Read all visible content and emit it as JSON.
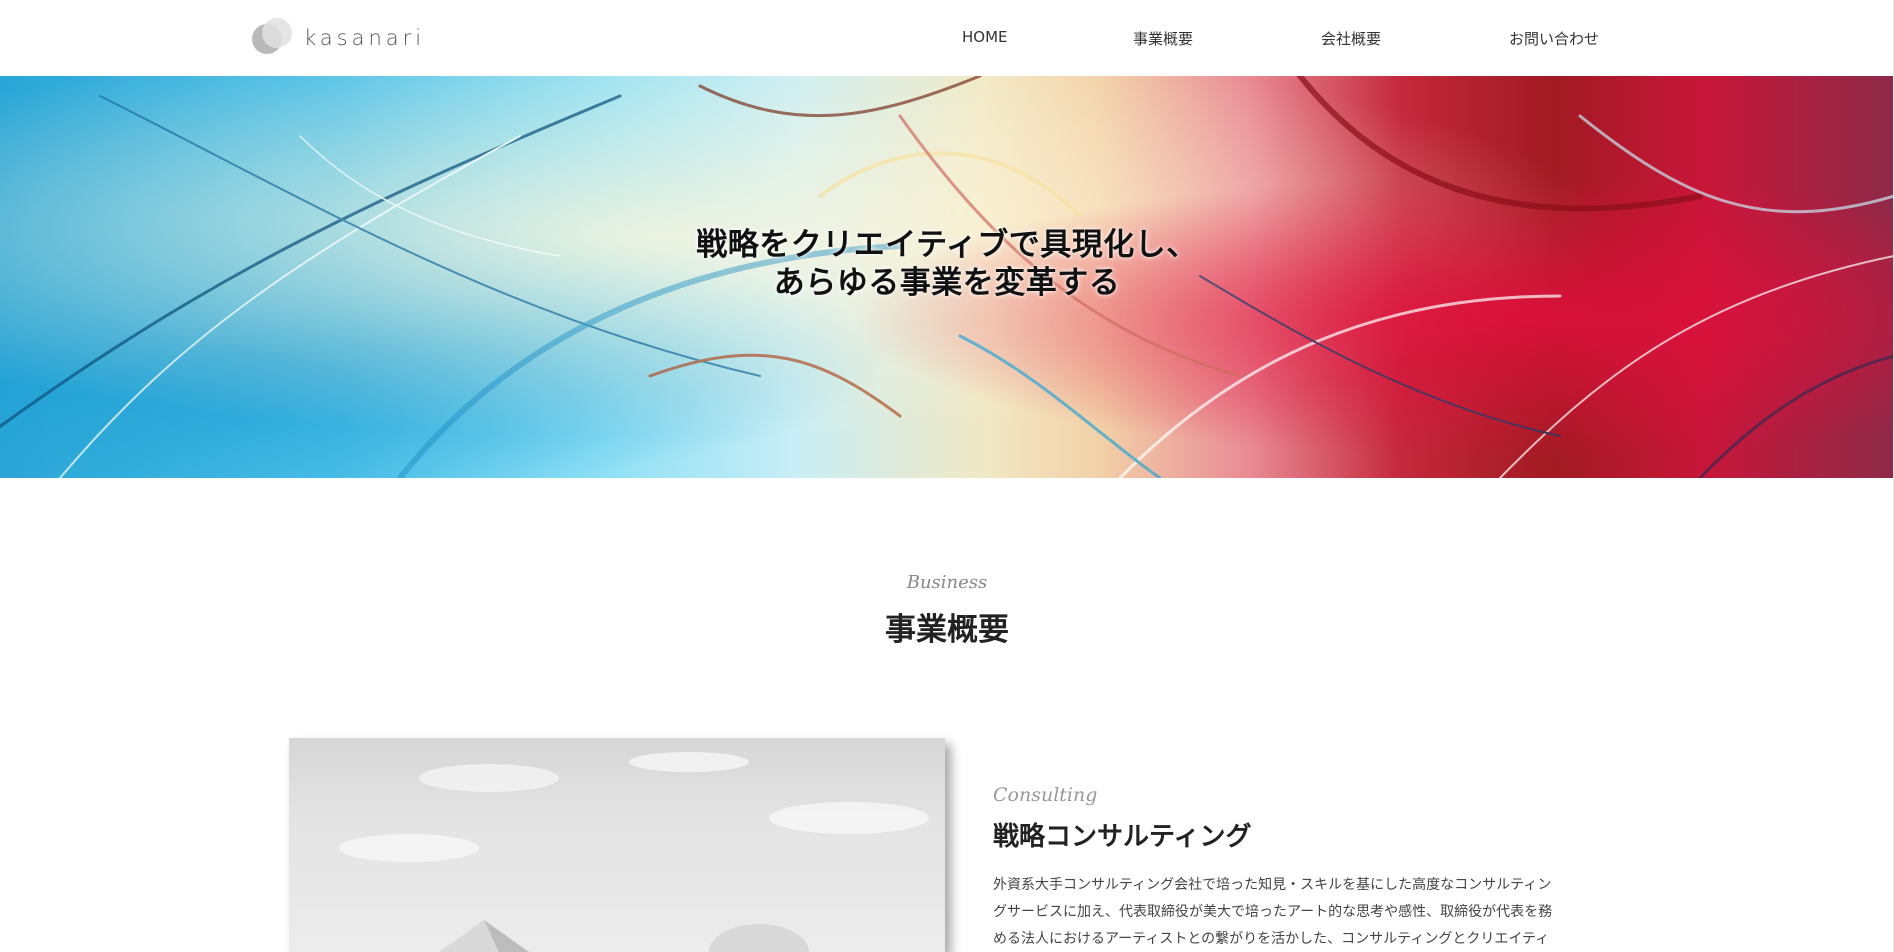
{
  "header": {
    "logo_text": "kasanari",
    "nav": [
      "HOME",
      "事業概要",
      "会社概要",
      "お問い合わせ"
    ]
  },
  "hero": {
    "line1": "戦略をクリエイティブで具現化し、",
    "line2": "あらゆる事業を変革する"
  },
  "business": {
    "en": "Business",
    "ja": "事業概要"
  },
  "consulting": {
    "en": "Consulting",
    "ja": "戦略コンサルティング",
    "body": "外資系大手コンサルティング会社で培った知見・スキルを基にした高度なコンサルティングサービスに加え、代表取締役が美大で培ったアート的な思考や感性、取締役が代表を務める法人におけるアーティストとの繋がりを活かした、コンサルティングとクリエイティブを融合したサービスを提供"
  },
  "colors": {
    "text": "#222222",
    "muted": "#888888",
    "hero_blue": "#4cc0e8",
    "hero_red": "#c4283c"
  }
}
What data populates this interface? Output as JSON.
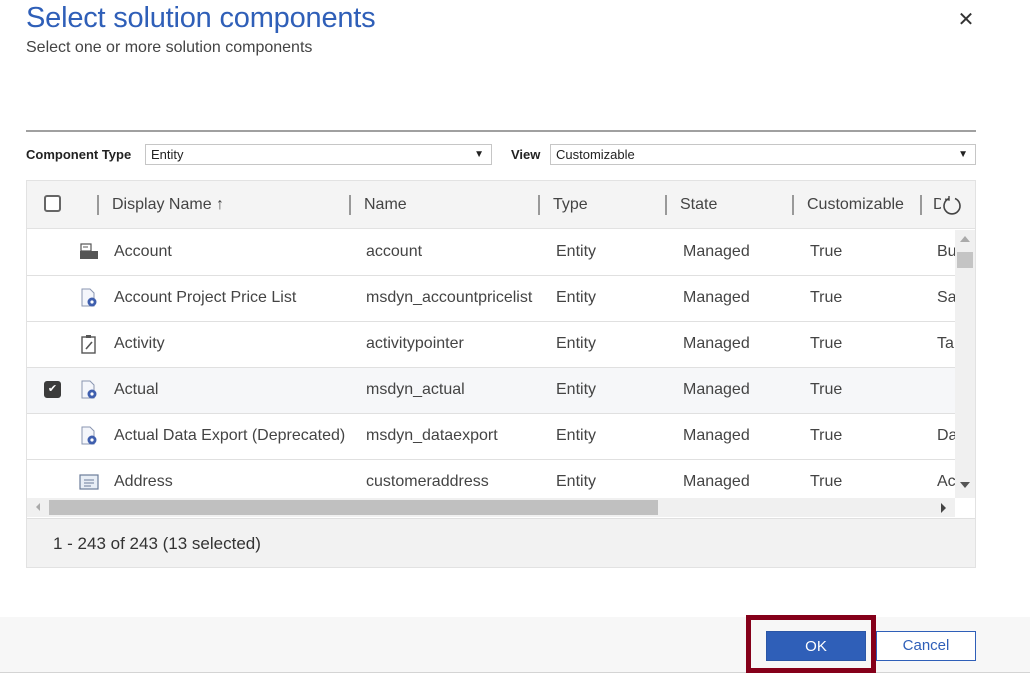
{
  "dialog": {
    "title": "Select solution components",
    "subtitle": "Select one or more solution components",
    "close_icon": "close-icon"
  },
  "filters": {
    "component_type_label": "Component Type",
    "component_type_value": "Entity",
    "view_label": "View",
    "view_value": "Customizable"
  },
  "grid": {
    "columns": [
      "Display Name ↑",
      "Name",
      "Type",
      "State",
      "Customizable",
      "D"
    ],
    "sort": {
      "column": "Display Name",
      "direction": "ascending"
    },
    "rows": [
      {
        "icon": "entity-folder-icon",
        "display_name": "Account",
        "name": "account",
        "type": "Entity",
        "state": "Managed",
        "customizable": "True",
        "description": "Bu",
        "selected": false
      },
      {
        "icon": "entity-gear-icon",
        "display_name": "Account Project Price List",
        "name": "msdyn_accountpricelist",
        "type": "Entity",
        "state": "Managed",
        "customizable": "True",
        "description": "Sa",
        "selected": false
      },
      {
        "icon": "clipboard-icon",
        "display_name": "Activity",
        "name": "activitypointer",
        "type": "Entity",
        "state": "Managed",
        "customizable": "True",
        "description": "Ta",
        "selected": false
      },
      {
        "icon": "entity-gear-icon",
        "display_name": "Actual",
        "name": "msdyn_actual",
        "type": "Entity",
        "state": "Managed",
        "customizable": "True",
        "description": "",
        "selected": true
      },
      {
        "icon": "entity-gear-icon",
        "display_name": "Actual Data Export (Deprecated)",
        "name": "msdyn_dataexport",
        "type": "Entity",
        "state": "Managed",
        "customizable": "True",
        "description": "Da",
        "selected": false
      },
      {
        "icon": "address-card-icon",
        "display_name": "Address",
        "name": "customeraddress",
        "type": "Entity",
        "state": "Managed",
        "customizable": "True",
        "description": "Ac",
        "selected": false
      }
    ],
    "footer_status": "1 - 243 of 243 (13 selected)"
  },
  "buttons": {
    "ok_label": "OK",
    "cancel_label": "Cancel"
  },
  "colors": {
    "accent": "#2f5fb8",
    "highlight_border": "#85001a"
  }
}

⁂

What is being asked = Transcribe the whole listing exactly. Pictures stay out of your copy.

Exercise solution =
Read all visible content and emit it as JSON.
{
  "header": {
    "logo_text": "kasanari",
    "nav": [
      "HOME",
      "事業概要",
      "会社概要",
      "お問い合わせ"
    ]
  },
  "hero": {
    "line1": "戦略をクリエイティブで具現化し、",
    "line2": "あらゆる事業を変革する"
  },
  "business": {
    "en": "Business",
    "ja": "事業概要"
  },
  "consulting": {
    "en": "Consulting",
    "ja": "戦略コンサルティング",
    "body": "外資系大手コンサルティング会社で培った知見・スキルを基にした高度なコンサルティングサービスに加え、代表取締役が美大で培ったアート的な思考や感性、取締役が代表を務める法人におけるアーティストとの繋がりを活かした、コンサルティングとクリエイティブを融合したサービスを提供"
  },
  "colors": {
    "text": "#222222",
    "muted": "#888888",
    "hero_blue": "#4cc0e8",
    "hero_red": "#c4283c"
  }
}
What data populates this interface? Output as JSON.
{
  "dialog": {
    "title": "Select solution components",
    "subtitle": "Select one or more solution components",
    "close_icon": "close-icon"
  },
  "filters": {
    "component_type_label": "Component Type",
    "component_type_value": "Entity",
    "view_label": "View",
    "view_value": "Customizable"
  },
  "grid": {
    "columns": [
      "Display Name ↑",
      "Name",
      "Type",
      "State",
      "Customizable",
      "D"
    ],
    "sort": {
      "column": "Display Name",
      "direction": "ascending"
    },
    "rows": [
      {
        "icon": "entity-folder-icon",
        "display_name": "Account",
        "name": "account",
        "type": "Entity",
        "state": "Managed",
        "customizable": "True",
        "description": "Bu",
        "selected": false
      },
      {
        "icon": "entity-gear-icon",
        "display_name": "Account Project Price List",
        "name": "msdyn_accountpricelist",
        "type": "Entity",
        "state": "Managed",
        "customizable": "True",
        "description": "Sa",
        "selected": false
      },
      {
        "icon": "clipboard-icon",
        "display_name": "Activity",
        "name": "activitypointer",
        "type": "Entity",
        "state": "Managed",
        "customizable": "True",
        "description": "Ta",
        "selected": false
      },
      {
        "icon": "entity-gear-icon",
        "display_name": "Actual",
        "name": "msdyn_actual",
        "type": "Entity",
        "state": "Managed",
        "customizable": "True",
        "description": "",
        "selected": true
      },
      {
        "icon": "entity-gear-icon",
        "display_name": "Actual Data Export (Deprecated)",
        "name": "msdyn_dataexport",
        "type": "Entity",
        "state": "Managed",
        "customizable": "True",
        "description": "Da",
        "selected": false
      },
      {
        "icon": "address-card-icon",
        "display_name": "Address",
        "name": "customeraddress",
        "type": "Entity",
        "state": "Managed",
        "customizable": "True",
        "description": "Ac",
        "selected": false
      }
    ],
    "footer_status": "1 - 243 of 243 (13 selected)"
  },
  "buttons": {
    "ok_label": "OK",
    "cancel_label": "Cancel"
  },
  "colors": {
    "accent": "#2f5fb8",
    "highlight_border": "#85001a"
  }
}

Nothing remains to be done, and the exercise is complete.